The exercise: Drop every picture, then transcribe the remaining data exactly.

(Dataset entries)
○ ○ ○ ○ ○ ○ ○
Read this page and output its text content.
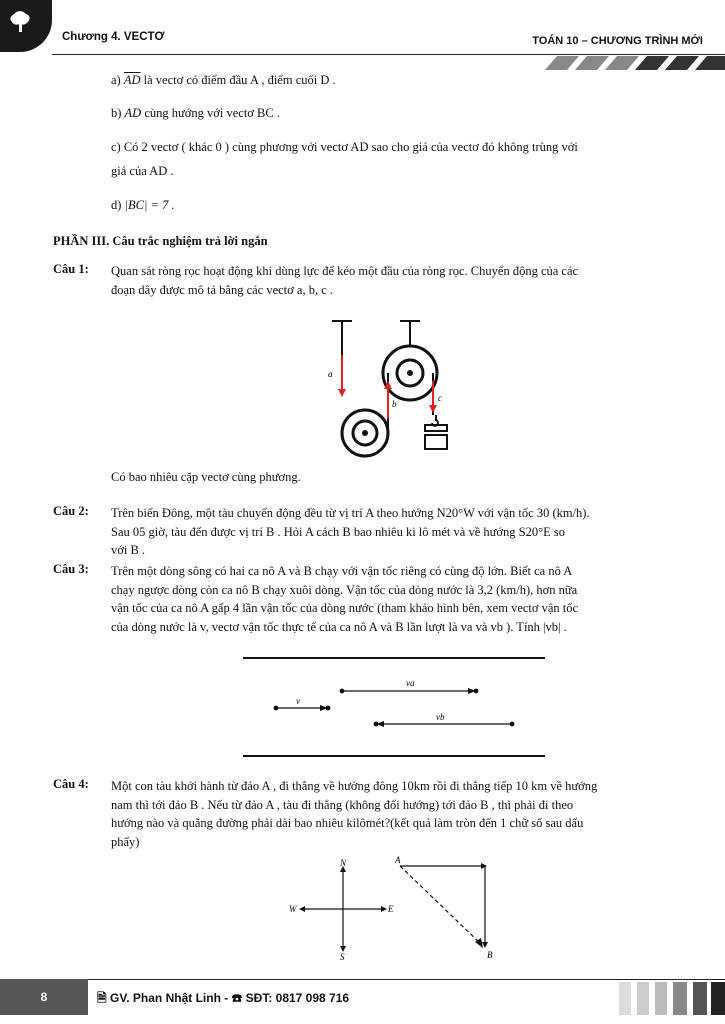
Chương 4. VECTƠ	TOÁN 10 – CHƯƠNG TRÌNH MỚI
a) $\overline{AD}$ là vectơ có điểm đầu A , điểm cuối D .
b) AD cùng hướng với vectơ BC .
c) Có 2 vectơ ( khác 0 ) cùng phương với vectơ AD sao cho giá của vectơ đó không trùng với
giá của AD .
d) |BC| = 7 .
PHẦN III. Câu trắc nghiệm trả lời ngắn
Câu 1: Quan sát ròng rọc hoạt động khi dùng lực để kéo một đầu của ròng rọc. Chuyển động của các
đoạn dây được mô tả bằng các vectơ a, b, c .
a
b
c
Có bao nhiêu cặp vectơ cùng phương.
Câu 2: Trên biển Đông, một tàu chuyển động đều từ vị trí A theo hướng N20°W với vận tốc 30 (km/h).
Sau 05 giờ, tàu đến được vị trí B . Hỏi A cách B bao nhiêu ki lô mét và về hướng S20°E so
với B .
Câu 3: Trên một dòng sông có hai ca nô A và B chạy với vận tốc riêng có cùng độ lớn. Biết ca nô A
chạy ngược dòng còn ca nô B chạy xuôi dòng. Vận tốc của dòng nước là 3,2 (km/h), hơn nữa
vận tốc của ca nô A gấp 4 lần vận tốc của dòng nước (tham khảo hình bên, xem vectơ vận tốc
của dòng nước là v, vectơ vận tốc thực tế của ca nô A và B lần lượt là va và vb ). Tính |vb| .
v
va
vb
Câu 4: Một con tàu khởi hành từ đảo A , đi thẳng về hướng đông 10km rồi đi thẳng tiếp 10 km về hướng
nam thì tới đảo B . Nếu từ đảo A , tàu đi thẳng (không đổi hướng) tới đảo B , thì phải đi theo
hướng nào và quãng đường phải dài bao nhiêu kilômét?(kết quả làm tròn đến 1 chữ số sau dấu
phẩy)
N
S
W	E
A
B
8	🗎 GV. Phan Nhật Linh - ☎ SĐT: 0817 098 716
○ ○ ○ ○ ○ ○ ○
Response to the task:
Read this page and output its text content.
Chương 4. VECTƠ	TOÁN 10 – CHƯƠNG TRÌNH MỚI
a) $\overline{AD}$ là vectơ có điểm đầu A , điểm cuối D .
b) AD cùng hướng với vectơ BC .
c) Có 2 vectơ ( khác 0 ) cùng phương với vectơ AD sao cho giá của vectơ đó không trùng với
giá của AD .
d) |BC| = 7 .
PHẦN III. Câu trắc nghiệm trả lời ngắn
Câu 1: Quan sát ròng rọc hoạt động khi dùng lực để kéo một đầu của ròng rọc. Chuyển động của các
đoạn dây được mô tả bằng các vectơ a, b, c .
a
b
c
Có bao nhiêu cặp vectơ cùng phương.
Câu 2: Trên biển Đông, một tàu chuyển động đều từ vị trí A theo hướng N20°W với vận tốc 30 (km/h).
Sau 05 giờ, tàu đến được vị trí B . Hỏi A cách B bao nhiêu ki lô mét và về hướng S20°E so
với B .
Câu 3: Trên một dòng sông có hai ca nô A và B chạy với vận tốc riêng có cùng độ lớn. Biết ca nô A
chạy ngược dòng còn ca nô B chạy xuôi dòng. Vận tốc của dòng nước là 3,2 (km/h), hơn nữa
vận tốc của ca nô A gấp 4 lần vận tốc của dòng nước (tham khảo hình bên, xem vectơ vận tốc
của dòng nước là v, vectơ vận tốc thực tế của ca nô A và B lần lượt là va và vb ). Tính |vb| .
v
va
vb
Câu 4: Một con tàu khởi hành từ đảo A , đi thẳng về hướng đông 10km rồi đi thẳng tiếp 10 km về hướng
nam thì tới đảo B . Nếu từ đảo A , tàu đi thẳng (không đổi hướng) tới đảo B , thì phải đi theo
hướng nào và quãng đường phải dài bao nhiêu kilômét?(kết quả làm tròn đến 1 chữ số sau dấu
phẩy)
N
S
W	E
A
B
8	🗎 GV. Phan Nhật Linh - ☎ SĐT: 0817 098 716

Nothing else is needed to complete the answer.